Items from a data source
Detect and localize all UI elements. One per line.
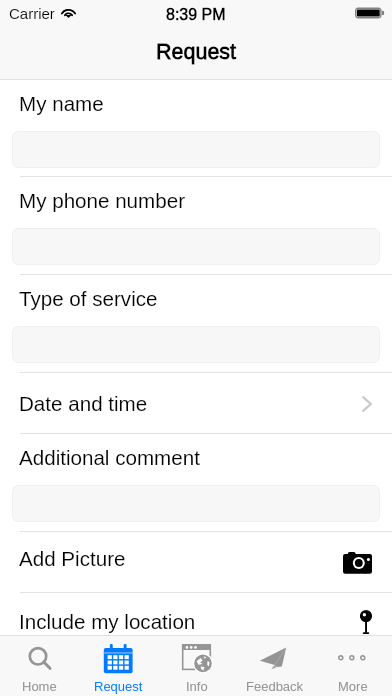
staticText: More bbox=[338, 679, 368, 694]
other: Add picture bbox=[343, 552, 372, 574]
button[interactable]: My name bbox=[0, 80, 392, 177]
staticText: Request bbox=[156, 40, 237, 64]
button[interactable]: Request bbox=[79, 635, 158, 696]
other: Include my location bbox=[358, 593, 372, 617]
staticText: Info bbox=[186, 679, 208, 694]
staticText: Type of service bbox=[19, 287, 158, 310]
button[interactable]: My phone number bbox=[0, 177, 392, 275]
button[interactable]: Add Picture bbox=[0, 532, 392, 593]
staticText: Feedback bbox=[246, 679, 304, 694]
staticText: Carrier bbox=[9, 5, 55, 22]
button[interactable]: Feedback bbox=[236, 635, 314, 696]
staticText: Date and time bbox=[19, 392, 148, 415]
button[interactable]: Info bbox=[158, 635, 236, 696]
staticText: Home bbox=[22, 679, 57, 694]
staticText: 8:39 PM bbox=[166, 6, 226, 24]
staticText: My phone number bbox=[19, 189, 185, 212]
staticText: Include my location bbox=[19, 610, 196, 633]
button[interactable]: Date and time bbox=[0, 373, 392, 434]
staticText: Request bbox=[94, 679, 143, 694]
staticText: My name bbox=[19, 92, 104, 115]
button[interactable]: Type of service bbox=[0, 275, 392, 373]
button[interactable]: Additional comment bbox=[0, 434, 392, 532]
staticText: Additional comment bbox=[19, 446, 200, 469]
button[interactable]: Home bbox=[0, 635, 79, 696]
button[interactable]: Include my location bbox=[0, 593, 392, 635]
button[interactable]: More bbox=[314, 635, 392, 696]
staticText: Add Picture bbox=[19, 547, 126, 570]
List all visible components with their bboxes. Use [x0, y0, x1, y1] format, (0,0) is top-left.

- _WRITTEN REQUEST_:
Copy the lines of the listing above word for word, from the line containing "staticText: More bbox=[338, 679, 368, 694]" to the line containing "staticText: Date and", including both of those lines.

- _FULL OUTPUT_:
staticText: More bbox=[338, 679, 368, 694]
other: Add picture bbox=[343, 552, 372, 574]
button[interactable]: My name bbox=[0, 80, 392, 177]
staticText: Request bbox=[156, 40, 237, 64]
button[interactable]: Request bbox=[79, 635, 158, 696]
other: Include my location bbox=[358, 593, 372, 617]
staticText: Info bbox=[186, 679, 208, 694]
staticText: Type of service bbox=[19, 287, 158, 310]
button[interactable]: My phone number bbox=[0, 177, 392, 275]
button[interactable]: Add Picture bbox=[0, 532, 392, 593]
staticText: Feedback bbox=[246, 679, 304, 694]
staticText: Carrier bbox=[9, 5, 55, 22]
button[interactable]: Feedback bbox=[236, 635, 314, 696]
staticText: Date and time bbox=[19, 392, 148, 415]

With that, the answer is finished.